Image element box records:

· · · · ·

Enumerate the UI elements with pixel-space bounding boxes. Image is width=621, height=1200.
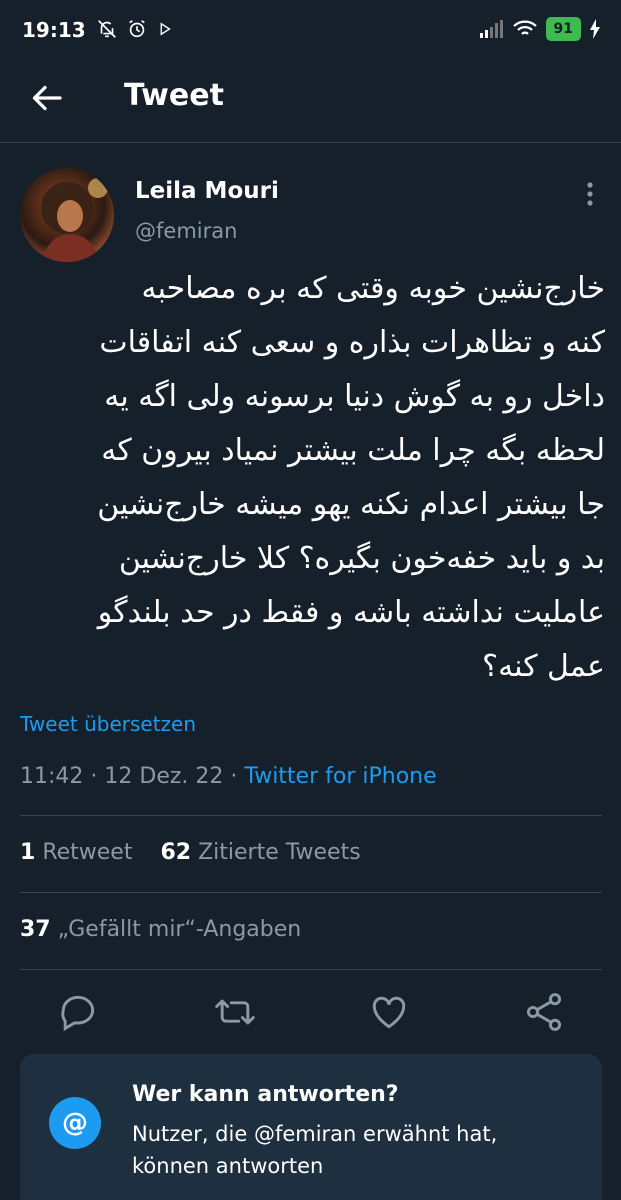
app-header: Tweet — [0, 62, 621, 142]
signal-icon — [479, 20, 503, 38]
status-time: 19:13 — [22, 18, 86, 42]
reply-restriction-card: @ Wer kann antworten? Nutzer, die @femir… — [20, 1054, 602, 1200]
tweet-line: عاملیت نداشته باشه و فقط در حد بلندگو — [97, 595, 605, 630]
like-heart-icon[interactable] — [367, 990, 411, 1034]
status-right-icons: 91 — [478, 17, 601, 41]
page-title: Tweet — [124, 78, 224, 113]
status-left-icons — [96, 18, 174, 40]
tweet-time: 11:42 — [20, 764, 84, 789]
alarm-icon — [129, 20, 145, 38]
status-bar: 19:13 91 — [0, 0, 621, 62]
retweet-stats: 1 Retweet 62 Zitierte Tweets — [20, 840, 361, 865]
likes-count: 37 — [20, 917, 51, 942]
author-handle[interactable]: @femiran — [135, 219, 237, 243]
stats-divider — [20, 892, 602, 893]
likes-label: „Gefällt mir“-Angaben — [57, 917, 302, 942]
header-divider — [0, 142, 621, 143]
tweet-line: داخل رو به گوش دنیا برسونه ولی اگه یه — [104, 379, 605, 414]
retweet-icon[interactable] — [213, 990, 257, 1034]
wifi-icon — [512, 20, 537, 35]
card-body: Nutzer, die @femiran erwähnt hat, können… — [132, 1122, 498, 1178]
tweet-line: کنه و تظاهرات بذاره و سعی کنه اتفاقات — [99, 325, 605, 360]
tweet-line: عمل کنه؟ — [482, 649, 605, 684]
quotes-label: Zitierte Tweets — [198, 840, 361, 865]
charging-icon — [590, 19, 600, 39]
tweet-meta: 11:42 · 12 Dez. 22 · Twitter for iPhone — [20, 764, 437, 789]
quotes-stat[interactable]: 62 Zitierte Tweets — [160, 840, 360, 865]
battery-indicator: 91 — [545, 17, 581, 41]
quotes-count: 62 — [160, 840, 192, 865]
retweets-count: 1 — [20, 840, 36, 865]
likes-stat[interactable]: 37 „Gefällt mir“-Angaben — [20, 917, 301, 942]
avatar-image — [40, 178, 108, 262]
reply-icon[interactable] — [56, 990, 100, 1034]
tweet-line: لحظه بگه چرا ملت بیشتر نمیاد بیرون که — [101, 433, 605, 468]
retweets-stat[interactable]: 1 Retweet — [20, 840, 132, 865]
more-options-icon[interactable] — [578, 178, 602, 210]
author-name[interactable]: Leila Mouri — [135, 178, 279, 204]
translate-link[interactable]: Tweet übersetzen — [20, 712, 196, 736]
avatar[interactable] — [20, 168, 114, 262]
back-arrow-icon[interactable] — [30, 80, 66, 116]
share-icon[interactable] — [522, 990, 566, 1034]
tweet-text: خارج‌نشین خوبه وقتی که بره مصاحبه کنه و … — [20, 262, 605, 694]
retweets-label: Retweet — [42, 840, 133, 865]
tweet-source-link[interactable]: Twitter for iPhone — [244, 764, 436, 789]
mention-symbol: @ — [62, 1108, 88, 1138]
like-stats: 37 „Gefällt mir“-Angaben — [20, 917, 301, 942]
tweet-date: 12 Dez. 22 — [104, 764, 224, 789]
card-title: Wer kann antworten? — [132, 1082, 399, 1107]
play-icon — [160, 22, 171, 36]
meta-divider — [20, 815, 602, 816]
likes-divider — [20, 969, 602, 970]
mention-icon: @ — [49, 1097, 101, 1149]
meta-separator: · — [230, 764, 238, 789]
notifications-off-icon — [98, 20, 116, 38]
tweet-line: جا بیشتر اعدام نکنه یهو میشه خارج‌نشین — [97, 487, 605, 522]
action-bar — [0, 990, 621, 1040]
tweet-line: بد و باید خفه‌خون بگیره؟ کلا خارج‌نشین — [118, 541, 605, 576]
meta-separator: · — [90, 764, 98, 789]
tweet-line: خارج‌نشین خوبه وقتی که بره مصاحبه — [141, 271, 605, 306]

· · · · ·

Reproduce all of the data above line for line without any change, and leave the pictures out.

TASK ANSWER:
Enumerate the UI elements with pixel-space bounding boxes. Image is width=621, height=1200.
app-header: Tweet — [0, 62, 621, 142]
signal-icon — [479, 20, 503, 38]
status-time: 19:13 — [22, 18, 86, 42]
reply-restriction-card: @ Wer kann antworten? Nutzer, die @femir… — [20, 1054, 602, 1200]
tweet-line: عاملیت نداشته باشه و فقط در حد بلندگو — [97, 595, 605, 630]
like-heart-icon[interactable] — [367, 990, 411, 1034]
status-right-icons: 91 — [478, 17, 601, 41]
page-title: Tweet — [124, 78, 224, 113]
status-left-icons — [96, 18, 174, 40]
tweet-time: 11:42 — [20, 764, 84, 789]
alarm-icon — [129, 20, 145, 38]
status-bar: 19:13 91 — [0, 0, 621, 62]
retweet-stats: 1 Retweet 62 Zitierte Tweets — [20, 840, 361, 865]
likes-count: 37 — [20, 917, 51, 942]
author-handle[interactable]: @femiran — [135, 219, 237, 243]
stats-divider — [20, 892, 602, 893]
likes-label: „Gefällt mir“-Angaben — [57, 917, 302, 942]
header-divider — [0, 142, 621, 143]
tweet-line: داخل رو به گوش دنیا برسونه ولی اگه یه — [104, 379, 605, 414]
retweet-icon[interactable] — [213, 990, 257, 1034]
wifi-icon — [512, 20, 537, 35]
card-body: Nutzer, die @femiran erwähnt hat, können… — [132, 1122, 498, 1178]
tweet-line: کنه و تظاهرات بذاره و سعی کنه اتفاقات — [99, 325, 605, 360]
tweet-line: عمل کنه؟ — [482, 649, 605, 684]
quotes-label: Zitierte Tweets — [198, 840, 361, 865]
charging-icon — [590, 19, 600, 39]
tweet-meta: 11:42 · 12 Dez. 22 · Twitter for iPhone — [20, 764, 437, 789]
quotes-stat[interactable]: 62 Zitierte Tweets — [160, 840, 360, 865]
battery-indicator: 91 — [545, 17, 581, 41]
quotes-count: 62 — [160, 840, 192, 865]
retweets-count: 1 — [20, 840, 36, 865]
likes-stat[interactable]: 37 „Gefällt mir“-Angaben — [20, 917, 301, 942]
avatar-image — [40, 178, 108, 262]
reply-icon[interactable] — [56, 990, 100, 1034]
tweet-line: لحظه بگه چرا ملت بیشتر نمیاد بیرون که — [101, 433, 605, 468]
retweets-stat[interactable]: 1 Retweet — [20, 840, 132, 865]
more-options-icon[interactable] — [578, 178, 602, 210]
author-name[interactable]: Leila Mouri — [135, 178, 279, 204]
translate-link[interactable]: Tweet übersetzen — [20, 712, 196, 736]
avatar[interactable] — [20, 168, 114, 262]
back-arrow-icon[interactable] — [30, 80, 66, 116]
share-icon[interactable] — [522, 990, 566, 1034]
tweet-text: خارج‌نشین خوبه وقتی که بره مصاحبه کنه و … — [20, 262, 605, 694]
retweets-label: Retweet — [42, 840, 133, 865]
tweet-source-link[interactable]: Twitter for iPhone — [244, 764, 436, 789]
mention-symbol: @ — [62, 1108, 88, 1138]
like-stats: 37 „Gefällt mir“-Angaben — [20, 917, 301, 942]
tweet-date: 12 Dez. 22 — [104, 764, 224, 789]
card-title: Wer kann antworten? — [132, 1082, 399, 1107]
play-icon — [160, 22, 171, 36]
meta-divider — [20, 815, 602, 816]
likes-divider — [20, 969, 602, 970]
mention-icon: @ — [49, 1097, 101, 1149]
meta-separator: · — [230, 764, 238, 789]
notifications-off-icon — [98, 20, 116, 38]
tweet-line: جا بیشتر اعدام نکنه یهو میشه خارج‌نشین — [97, 487, 605, 522]
action-bar — [0, 990, 621, 1040]
tweet-line: بد و باید خفه‌خون بگیره؟ کلا خارج‌نشین — [118, 541, 605, 576]
meta-separator: · — [90, 764, 98, 789]
tweet-line: خارج‌نشین خوبه وقتی که بره مصاحبه — [141, 271, 605, 306]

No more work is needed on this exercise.